* TASK STATEMENT: Find every line in the records below that holds the word "delivery", and copy it out.

>> Begin RECORDS FOR PROCESSING

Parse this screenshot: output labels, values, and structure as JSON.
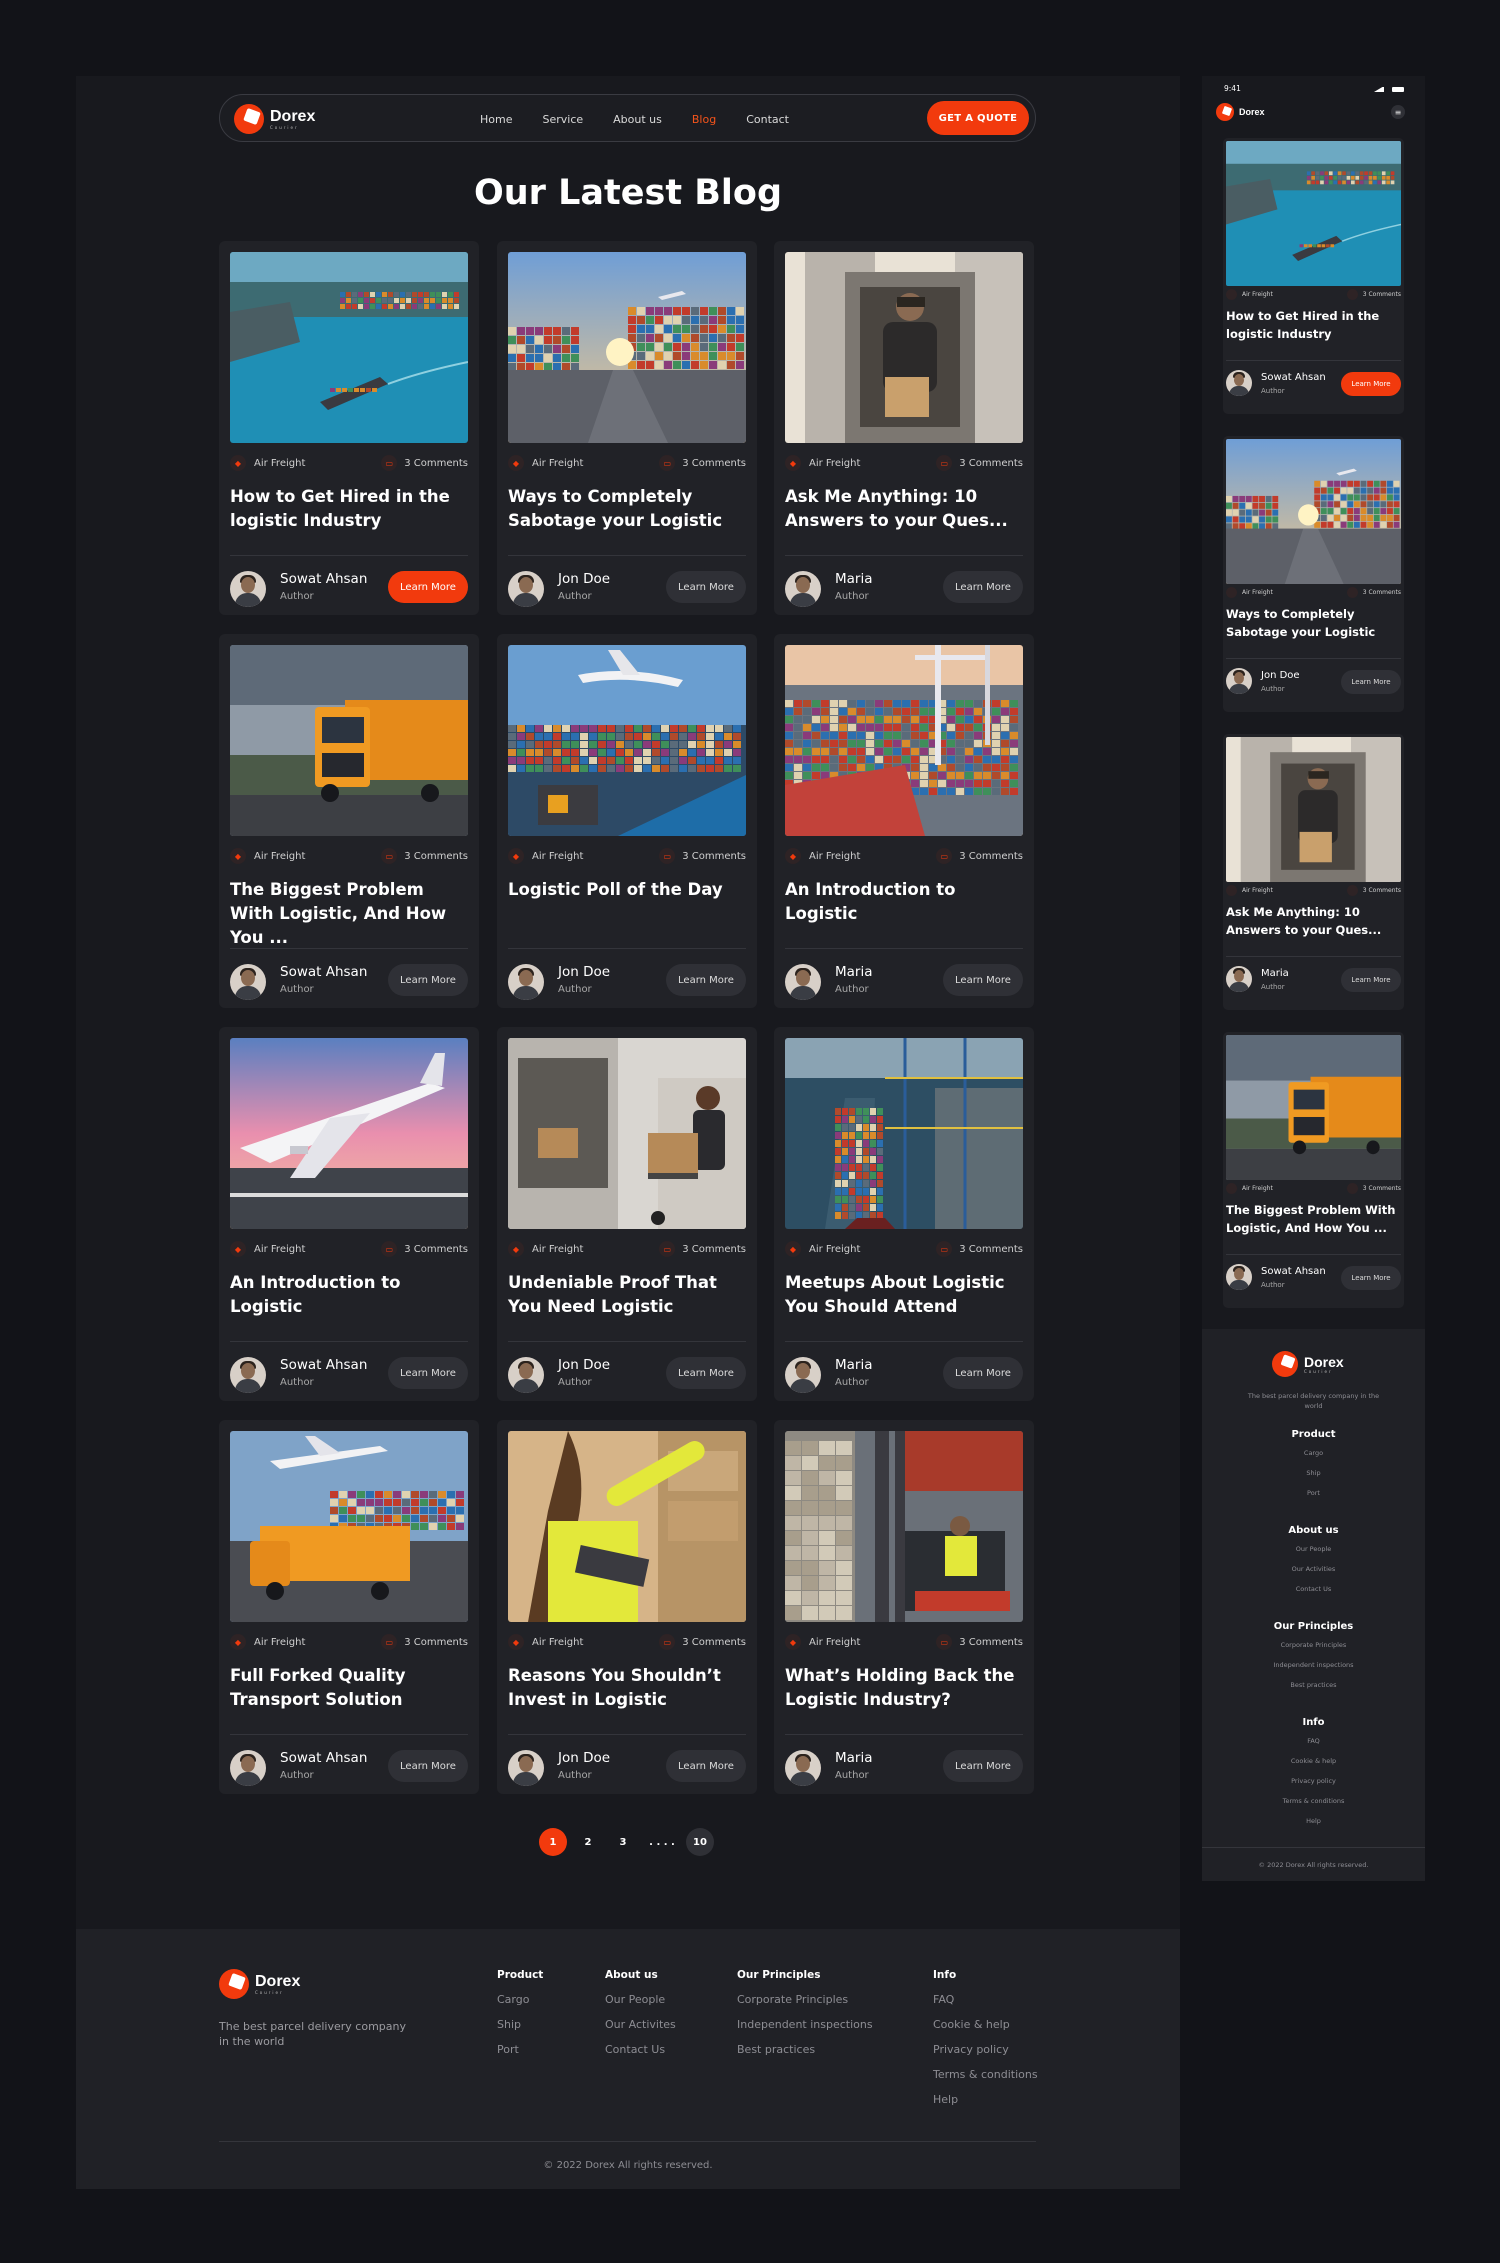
{
  "nav": {
    "brand": "Dorex",
    "brand_sub": "Courier",
    "links": [
      "Home",
      "Service",
      "About us",
      "Blog",
      "Contact"
    ],
    "active": "Blog",
    "cta": "GET A QUOTE"
  },
  "page_title": "Our Latest Blog",
  "posts": [
    {
      "category": "Air Freight",
      "comments": "3 Comments",
      "title": "How to Get Hired in the logistic Industry",
      "author": "Sowat Ahsan",
      "role": "Author",
      "button": "Learn More",
      "highlight": true,
      "scene": "port"
    },
    {
      "category": "Air Freight",
      "comments": "3 Comments",
      "title": "Ways to Completely Sabotage your Logistic",
      "author": "Jon Doe",
      "role": "Author",
      "button": "Learn More",
      "highlight": false,
      "scene": "containers"
    },
    {
      "category": "Air Freight",
      "comments": "3 Comments",
      "title": "Ask Me Anything: 10 Answers to your Ques...",
      "author": "Maria",
      "role": "Author",
      "button": "Learn More",
      "highlight": false,
      "scene": "van"
    },
    {
      "category": "Air Freight",
      "comments": "3 Comments",
      "title": "The Biggest Problem With Logistic, And How You ...",
      "author": "Sowat Ahsan",
      "role": "Author",
      "button": "Learn More",
      "highlight": false,
      "scene": "truck"
    },
    {
      "category": "Air Freight",
      "comments": "3 Comments",
      "title": "Logistic Poll of the Day",
      "author": "Jon Doe",
      "role": "Author",
      "button": "Learn More",
      "highlight": false,
      "scene": "plane-ship"
    },
    {
      "category": "Air Freight",
      "comments": "3 Comments",
      "title": "An Introduction to Logistic",
      "author": "Maria",
      "role": "Author",
      "button": "Learn More",
      "highlight": false,
      "scene": "terminal"
    },
    {
      "category": "Air Freight",
      "comments": "3 Comments",
      "title": "An Introduction to Logistic",
      "author": "Sowat Ahsan",
      "role": "Author",
      "button": "Learn More",
      "highlight": false,
      "scene": "airplane"
    },
    {
      "category": "Air Freight",
      "comments": "3 Comments",
      "title": "Undeniable Proof That You Need Logistic",
      "author": "Jon Doe",
      "role": "Author",
      "button": "Learn More",
      "highlight": false,
      "scene": "delivery"
    },
    {
      "category": "Air Freight",
      "comments": "3 Comments",
      "title": "Meetups About Logistic You Should Attend",
      "author": "Maria",
      "role": "Author",
      "button": "Learn More",
      "highlight": false,
      "scene": "aerial"
    },
    {
      "category": "Air Freight",
      "comments": "3 Comments",
      "title": "Full Forked Quality Transport Solution",
      "author": "Sowat Ahsan",
      "role": "Author",
      "button": "Learn More",
      "highlight": false,
      "scene": "combo"
    },
    {
      "category": "Air Freight",
      "comments": "3 Comments",
      "title": "Reasons You Shouldn’t Invest in Logistic",
      "author": "Jon Doe",
      "role": "Author",
      "button": "Learn More",
      "highlight": false,
      "scene": "worker"
    },
    {
      "category": "Air Freight",
      "comments": "3 Comments",
      "title": "What’s Holding Back the Logistic Industry?",
      "author": "Maria",
      "role": "Author",
      "button": "Learn More",
      "highlight": false,
      "scene": "forklift"
    }
  ],
  "pagination": {
    "pages": [
      "1",
      "2",
      "3"
    ],
    "ellipsis": ". . . .",
    "last": "10",
    "current": "1"
  },
  "footer": {
    "tagline": "The best parcel delivery company in the world",
    "columns": [
      {
        "heading": "Product",
        "links": [
          "Cargo",
          "Ship",
          "Port"
        ]
      },
      {
        "heading": "About us",
        "links": [
          "Our People",
          "Our Activites",
          "Contact Us"
        ]
      },
      {
        "heading": "Our Principles",
        "links": [
          "Corporate Principles",
          "Independent inspections",
          "Best practices"
        ]
      },
      {
        "heading": "Info",
        "links": [
          "FAQ",
          "Cookie & help",
          "Privacy policy",
          "Terms & conditions",
          "Help"
        ]
      }
    ],
    "copyright": "© 2022 Dorex All rights reserved."
  },
  "mobile": {
    "time": "9:41",
    "brand": "Dorex",
    "post_indexes": [
      0,
      1,
      2,
      3
    ],
    "footer_columns": [
      {
        "heading": "Product",
        "links": [
          "Cargo",
          "Ship",
          "Port"
        ]
      },
      {
        "heading": "About us",
        "links": [
          "Our People",
          "Our Activities",
          "Contact Us"
        ]
      },
      {
        "heading": "Our Principles",
        "links": [
          "Corporate Principles",
          "Independent inspections",
          "Best practices"
        ]
      },
      {
        "heading": "Info",
        "links": [
          "FAQ",
          "Cookie & help",
          "Privacy policy",
          "Terms & conditions",
          "Help"
        ]
      }
    ],
    "copyright": "© 2022 Dorex All rights reserved."
  },
  "colors": {
    "accent": "#f23a0d",
    "background": "#121318",
    "panel": "#18191e",
    "card": "#212227"
  }
}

>> End RECORDS FOR PROCESSING

* OUTPUT FOR THIS TASK:
      "scene": "delivery"
    "tagline": "The best parcel delivery company in the world",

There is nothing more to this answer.